» The request:
Your task is to restate the data word for word.

» Data provided:
============

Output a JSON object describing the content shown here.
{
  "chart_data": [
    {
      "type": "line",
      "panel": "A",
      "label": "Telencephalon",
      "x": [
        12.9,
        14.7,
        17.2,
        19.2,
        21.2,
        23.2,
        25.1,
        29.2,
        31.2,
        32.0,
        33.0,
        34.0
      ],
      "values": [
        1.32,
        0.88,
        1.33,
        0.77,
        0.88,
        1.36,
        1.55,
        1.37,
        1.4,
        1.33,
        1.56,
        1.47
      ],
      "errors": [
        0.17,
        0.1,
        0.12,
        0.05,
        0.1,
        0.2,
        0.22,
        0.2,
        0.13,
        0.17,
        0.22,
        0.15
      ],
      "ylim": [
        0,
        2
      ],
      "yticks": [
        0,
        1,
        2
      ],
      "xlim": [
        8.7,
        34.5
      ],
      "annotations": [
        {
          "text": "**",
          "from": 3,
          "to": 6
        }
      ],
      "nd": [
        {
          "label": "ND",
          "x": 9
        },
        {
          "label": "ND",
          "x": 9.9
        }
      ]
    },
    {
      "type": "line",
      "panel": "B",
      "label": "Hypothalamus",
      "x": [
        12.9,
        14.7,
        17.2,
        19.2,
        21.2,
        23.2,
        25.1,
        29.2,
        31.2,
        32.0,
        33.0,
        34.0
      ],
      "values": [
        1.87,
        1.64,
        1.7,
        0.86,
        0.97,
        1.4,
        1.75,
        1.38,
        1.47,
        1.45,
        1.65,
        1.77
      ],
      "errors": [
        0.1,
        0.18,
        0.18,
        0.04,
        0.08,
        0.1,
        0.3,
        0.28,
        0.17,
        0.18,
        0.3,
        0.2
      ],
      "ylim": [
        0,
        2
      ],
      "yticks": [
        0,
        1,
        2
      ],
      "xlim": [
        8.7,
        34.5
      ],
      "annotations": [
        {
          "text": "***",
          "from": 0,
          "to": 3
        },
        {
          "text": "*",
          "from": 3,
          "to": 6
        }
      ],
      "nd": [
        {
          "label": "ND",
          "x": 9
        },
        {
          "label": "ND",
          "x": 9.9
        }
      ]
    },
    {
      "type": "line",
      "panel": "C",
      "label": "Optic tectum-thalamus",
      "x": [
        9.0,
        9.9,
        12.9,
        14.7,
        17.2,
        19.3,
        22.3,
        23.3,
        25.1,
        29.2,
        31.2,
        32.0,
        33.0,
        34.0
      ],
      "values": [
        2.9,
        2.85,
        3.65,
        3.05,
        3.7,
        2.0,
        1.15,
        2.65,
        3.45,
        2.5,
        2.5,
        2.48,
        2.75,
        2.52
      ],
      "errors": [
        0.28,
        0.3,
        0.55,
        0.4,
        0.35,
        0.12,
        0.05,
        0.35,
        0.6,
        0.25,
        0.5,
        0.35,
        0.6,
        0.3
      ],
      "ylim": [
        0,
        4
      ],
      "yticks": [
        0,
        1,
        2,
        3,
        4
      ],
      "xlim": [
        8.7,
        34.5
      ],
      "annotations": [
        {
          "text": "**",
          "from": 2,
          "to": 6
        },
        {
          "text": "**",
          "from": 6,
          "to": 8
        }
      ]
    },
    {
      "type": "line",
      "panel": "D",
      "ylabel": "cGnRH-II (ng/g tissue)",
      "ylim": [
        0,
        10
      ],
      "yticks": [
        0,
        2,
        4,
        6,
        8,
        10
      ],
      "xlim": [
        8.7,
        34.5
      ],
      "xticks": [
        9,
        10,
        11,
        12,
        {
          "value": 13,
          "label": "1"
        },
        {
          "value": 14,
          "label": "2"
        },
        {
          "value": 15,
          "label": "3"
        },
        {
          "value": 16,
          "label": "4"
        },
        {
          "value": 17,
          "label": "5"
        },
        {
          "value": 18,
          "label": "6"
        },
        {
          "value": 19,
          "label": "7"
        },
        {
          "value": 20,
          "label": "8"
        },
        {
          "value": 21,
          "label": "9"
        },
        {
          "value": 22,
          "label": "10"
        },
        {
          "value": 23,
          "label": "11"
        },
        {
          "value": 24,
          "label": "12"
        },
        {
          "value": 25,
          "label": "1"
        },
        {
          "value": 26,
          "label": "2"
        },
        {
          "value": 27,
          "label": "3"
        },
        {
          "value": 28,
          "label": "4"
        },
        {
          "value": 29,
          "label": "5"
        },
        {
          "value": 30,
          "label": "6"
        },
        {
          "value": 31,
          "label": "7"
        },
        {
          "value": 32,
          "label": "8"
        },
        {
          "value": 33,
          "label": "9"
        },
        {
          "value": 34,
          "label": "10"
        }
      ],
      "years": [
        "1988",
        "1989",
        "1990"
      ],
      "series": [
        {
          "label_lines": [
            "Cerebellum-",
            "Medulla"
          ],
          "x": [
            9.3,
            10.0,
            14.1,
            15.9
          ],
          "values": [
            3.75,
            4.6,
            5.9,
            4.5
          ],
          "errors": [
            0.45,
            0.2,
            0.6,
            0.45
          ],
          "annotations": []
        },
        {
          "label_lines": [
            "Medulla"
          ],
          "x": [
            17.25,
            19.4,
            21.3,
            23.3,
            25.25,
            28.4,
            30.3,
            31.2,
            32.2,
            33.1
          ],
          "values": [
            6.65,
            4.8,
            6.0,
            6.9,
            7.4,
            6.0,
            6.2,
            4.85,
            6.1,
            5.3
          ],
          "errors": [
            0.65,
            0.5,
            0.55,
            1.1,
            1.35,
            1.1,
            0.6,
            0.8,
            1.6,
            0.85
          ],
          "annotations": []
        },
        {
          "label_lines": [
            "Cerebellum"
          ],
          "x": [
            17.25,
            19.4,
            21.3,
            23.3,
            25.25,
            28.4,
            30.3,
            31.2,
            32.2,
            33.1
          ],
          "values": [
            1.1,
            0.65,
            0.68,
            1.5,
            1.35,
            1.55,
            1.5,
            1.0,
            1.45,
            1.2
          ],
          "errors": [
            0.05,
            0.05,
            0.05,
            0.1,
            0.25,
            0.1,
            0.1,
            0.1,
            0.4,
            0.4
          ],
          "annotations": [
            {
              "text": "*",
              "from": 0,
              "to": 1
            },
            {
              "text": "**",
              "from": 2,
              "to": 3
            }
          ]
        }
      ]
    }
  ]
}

============

» Task result:
Output a JSON object describing the content shown here.
{
  "chart_data": [
    {
      "type": "line",
      "panel": "A",
      "label": "Telencephalon",
      "x": [
        12.9,
        14.7,
        17.2,
        19.2,
        21.2,
        23.2,
        25.1,
        29.2,
        31.2,
        32.0,
        33.0,
        34.0
      ],
      "values": [
        1.32,
        0.88,
        1.33,
        0.77,
        0.88,
        1.36,
        1.55,
        1.37,
        1.4,
        1.33,
        1.56,
        1.47
      ],
      "errors": [
        0.17,
        0.1,
        0.12,
        0.05,
        0.1,
        0.2,
        0.22,
        0.2,
        0.13,
        0.17,
        0.22,
        0.15
      ],
      "ylim": [
        0,
        2
      ],
      "yticks": [
        0,
        1,
        2
      ],
      "xlim": [
        8.7,
        34.5
      ],
      "annotations": [
        {
          "text": "**",
          "from": 3,
          "to": 6
        }
      ],
      "nd": [
        {
          "label": "ND",
          "x": 9
        },
        {
          "label": "ND",
          "x": 9.9
        }
      ]
    },
    {
      "type": "line",
      "panel": "B",
      "label": "Hypothalamus",
      "x": [
        12.9,
        14.7,
        17.2,
        19.2,
        21.2,
        23.2,
        25.1,
        29.2,
        31.2,
        32.0,
        33.0,
        34.0
      ],
      "values": [
        1.87,
        1.64,
        1.7,
        0.86,
        0.97,
        1.4,
        1.75,
        1.38,
        1.47,
        1.45,
        1.65,
        1.77
      ],
      "errors": [
        0.1,
        0.18,
        0.18,
        0.04,
        0.08,
        0.1,
        0.3,
        0.28,
        0.17,
        0.18,
        0.3,
        0.2
      ],
      "ylim": [
        0,
        2
      ],
      "yticks": [
        0,
        1,
        2
      ],
      "xlim": [
        8.7,
        34.5
      ],
      "annotations": [
        {
          "text": "***",
          "from": 0,
          "to": 3
        },
        {
          "text": "*",
          "from": 3,
          "to": 6
        }
      ],
      "nd": [
        {
          "label": "ND",
          "x": 9
        },
        {
          "label": "ND",
          "x": 9.9
        }
      ]
    },
    {
      "type": "line",
      "panel": "C",
      "label": "Optic tectum-thalamus",
      "x": [
        9.0,
        9.9,
        12.9,
        14.7,
        17.2,
        19.3,
        22.3,
        23.3,
        25.1,
        29.2,
        31.2,
        32.0,
        33.0,
        34.0
      ],
      "values": [
        2.9,
        2.85,
        3.65,
        3.05,
        3.7,
        2.0,
        1.15,
        2.65,
        3.45,
        2.5,
        2.5,
        2.48,
        2.75,
        2.52
      ],
      "errors": [
        0.28,
        0.3,
        0.55,
        0.4,
        0.35,
        0.12,
        0.05,
        0.35,
        0.6,
        0.25,
        0.5,
        0.35,
        0.6,
        0.3
      ],
      "ylim": [
        0,
        4
      ],
      "yticks": [
        0,
        1,
        2,
        3,
        4
      ],
      "xlim": [
        8.7,
        34.5
      ],
      "annotations": [
        {
          "text": "**",
          "from": 2,
          "to": 6
        },
        {
          "text": "**",
          "from": 6,
          "to": 8
        }
      ]
    },
    {
      "type": "line",
      "panel": "D",
      "ylabel": "cGnRH-II (ng/g tissue)",
      "ylim": [
        0,
        10
      ],
      "yticks": [
        0,
        2,
        4,
        6,
        8,
        10
      ],
      "xlim": [
        8.7,
        34.5
      ],
      "xticks": [
        9,
        10,
        11,
        12,
        {
          "value": 13,
          "label": "1"
        },
        {
          "value": 14,
          "label": "2"
        },
        {
          "value": 15,
          "label": "3"
        },
        {
          "value": 16,
          "label": "4"
        },
        {
          "value": 17,
          "label": "5"
        },
        {
          "value": 18,
          "label": "6"
        },
        {
          "value": 19,
          "label": "7"
        },
        {
          "value": 20,
          "label": "8"
        },
        {
          "value": 21,
          "label": "9"
        },
        {
          "value": 22,
          "label": "10"
        },
        {
          "value": 23,
          "label": "11"
        },
        {
          "value": 24,
          "label": "12"
        },
        {
          "value": 25,
          "label": "1"
        },
        {
          "value": 26,
          "label": "2"
        },
        {
          "value": 27,
          "label": "3"
        },
        {
          "value": 28,
          "label": "4"
        },
        {
          "value": 29,
          "label": "5"
        },
        {
          "value": 30,
          "label": "6"
        },
        {
          "value": 31,
          "label": "7"
        },
        {
          "value": 32,
          "label": "8"
        },
        {
          "value": 33,
          "label": "9"
        },
        {
          "value": 34,
          "label": "10"
        }
      ],
      "years": [
        "1988",
        "1989",
        "1990"
      ],
      "series": [
        {
          "label_lines": [
            "Cerebellum-",
            "Medulla"
          ],
          "x": [
            9.3,
            10.0,
            14.1,
            15.9
          ],
          "values": [
            3.75,
            4.6,
            5.9,
            4.5
          ],
          "errors": [
            0.45,
            0.2,
            0.6,
            0.45
          ],
          "annotations": []
        },
        {
          "label_lines": [
            "Medulla"
          ],
          "x": [
            17.25,
            19.4,
            21.3,
            23.3,
            25.25,
            28.4,
            30.3,
            31.2,
            32.2,
            33.1
          ],
          "values": [
            6.65,
            4.8,
            6.0,
            6.9,
            7.4,
            6.0,
            6.2,
            4.85,
            6.1,
            5.3
          ],
          "errors": [
            0.65,
            0.5,
            0.55,
            1.1,
            1.35,
            1.1,
            0.6,
            0.8,
            1.6,
            0.85
          ],
          "annotations": []
        },
        {
          "label_lines": [
            "Cerebellum"
          ],
          "x": [
            17.25,
            19.4,
            21.3,
            23.3,
            25.25,
            28.4,
            30.3,
            31.2,
            32.2,
            33.1
          ],
          "values": [
            1.1,
            0.65,
            0.68,
            1.5,
            1.35,
            1.55,
            1.5,
            1.0,
            1.45,
            1.2
          ],
          "errors": [
            0.05,
            0.05,
            0.05,
            0.1,
            0.25,
            0.1,
            0.1,
            0.1,
            0.4,
            0.4
          ],
          "annotations": [
            {
              "text": "*",
              "from": 0,
              "to": 1
            },
            {
              "text": "**",
              "from": 2,
              "to": 3
            }
          ]
        }
      ]
    }
  ]
}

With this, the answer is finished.